Go through the data below. Pull out every line that has the word "your".

Data rows -
--
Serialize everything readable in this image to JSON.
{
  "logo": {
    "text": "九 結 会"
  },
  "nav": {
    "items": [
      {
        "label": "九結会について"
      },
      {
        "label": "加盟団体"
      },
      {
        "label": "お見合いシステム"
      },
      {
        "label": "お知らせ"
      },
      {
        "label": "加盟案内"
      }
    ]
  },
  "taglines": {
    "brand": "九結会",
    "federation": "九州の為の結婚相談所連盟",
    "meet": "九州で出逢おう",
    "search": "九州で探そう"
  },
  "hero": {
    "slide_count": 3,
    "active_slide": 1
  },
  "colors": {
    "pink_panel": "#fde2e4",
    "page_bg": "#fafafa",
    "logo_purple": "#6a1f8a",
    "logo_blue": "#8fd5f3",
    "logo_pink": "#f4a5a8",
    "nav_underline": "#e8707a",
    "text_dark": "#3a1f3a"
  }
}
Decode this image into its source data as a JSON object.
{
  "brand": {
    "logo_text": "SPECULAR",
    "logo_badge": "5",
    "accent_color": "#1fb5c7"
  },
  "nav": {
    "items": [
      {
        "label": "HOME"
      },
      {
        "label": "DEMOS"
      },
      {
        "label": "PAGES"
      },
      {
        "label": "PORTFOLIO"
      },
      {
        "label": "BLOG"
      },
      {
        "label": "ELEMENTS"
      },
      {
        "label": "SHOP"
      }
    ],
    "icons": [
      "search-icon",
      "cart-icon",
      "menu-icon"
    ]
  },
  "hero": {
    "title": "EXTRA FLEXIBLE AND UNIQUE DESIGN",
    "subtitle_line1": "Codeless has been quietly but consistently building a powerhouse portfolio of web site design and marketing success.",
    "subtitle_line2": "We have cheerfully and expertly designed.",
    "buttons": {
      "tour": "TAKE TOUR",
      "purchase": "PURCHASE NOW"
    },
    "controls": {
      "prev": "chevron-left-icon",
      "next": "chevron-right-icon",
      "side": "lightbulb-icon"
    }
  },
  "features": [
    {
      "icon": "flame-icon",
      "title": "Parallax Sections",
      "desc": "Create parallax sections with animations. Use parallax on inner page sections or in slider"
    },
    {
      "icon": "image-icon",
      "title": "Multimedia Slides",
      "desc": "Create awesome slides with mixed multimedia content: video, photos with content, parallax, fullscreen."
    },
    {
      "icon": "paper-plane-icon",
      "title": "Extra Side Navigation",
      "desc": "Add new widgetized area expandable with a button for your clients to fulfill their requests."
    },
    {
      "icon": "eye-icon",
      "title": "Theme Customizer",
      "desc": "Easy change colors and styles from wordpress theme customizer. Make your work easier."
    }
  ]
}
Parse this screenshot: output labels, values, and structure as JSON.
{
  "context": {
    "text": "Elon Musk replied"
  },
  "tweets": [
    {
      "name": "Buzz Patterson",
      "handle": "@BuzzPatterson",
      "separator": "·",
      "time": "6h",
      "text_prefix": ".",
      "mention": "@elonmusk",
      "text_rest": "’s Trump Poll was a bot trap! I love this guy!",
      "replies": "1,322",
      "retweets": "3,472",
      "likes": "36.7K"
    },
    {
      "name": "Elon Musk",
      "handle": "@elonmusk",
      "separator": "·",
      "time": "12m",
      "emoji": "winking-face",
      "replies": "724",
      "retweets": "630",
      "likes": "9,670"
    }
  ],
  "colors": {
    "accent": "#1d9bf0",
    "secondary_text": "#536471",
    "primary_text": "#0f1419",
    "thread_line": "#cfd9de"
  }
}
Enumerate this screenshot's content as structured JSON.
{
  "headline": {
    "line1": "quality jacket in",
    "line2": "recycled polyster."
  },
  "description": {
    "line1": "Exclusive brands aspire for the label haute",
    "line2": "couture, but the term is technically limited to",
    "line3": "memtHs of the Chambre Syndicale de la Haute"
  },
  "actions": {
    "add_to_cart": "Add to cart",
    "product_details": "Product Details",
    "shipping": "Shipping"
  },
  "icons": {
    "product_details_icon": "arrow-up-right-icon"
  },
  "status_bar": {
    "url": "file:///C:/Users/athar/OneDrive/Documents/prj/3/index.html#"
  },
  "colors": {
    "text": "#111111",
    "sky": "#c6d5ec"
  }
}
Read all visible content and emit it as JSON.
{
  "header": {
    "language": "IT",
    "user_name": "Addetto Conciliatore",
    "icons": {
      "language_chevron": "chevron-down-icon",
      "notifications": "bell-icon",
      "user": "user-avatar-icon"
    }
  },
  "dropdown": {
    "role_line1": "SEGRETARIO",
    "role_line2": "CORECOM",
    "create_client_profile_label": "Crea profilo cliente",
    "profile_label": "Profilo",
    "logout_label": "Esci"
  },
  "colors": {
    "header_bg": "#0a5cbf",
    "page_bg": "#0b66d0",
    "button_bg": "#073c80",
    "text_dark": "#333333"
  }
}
--
Written answer -
      "desc": "Add new widgetized area expandable with a button for your clients to fulfill their requests."
      "desc": "Easy change colors and styles from wordpress theme customizer. Make your work easier."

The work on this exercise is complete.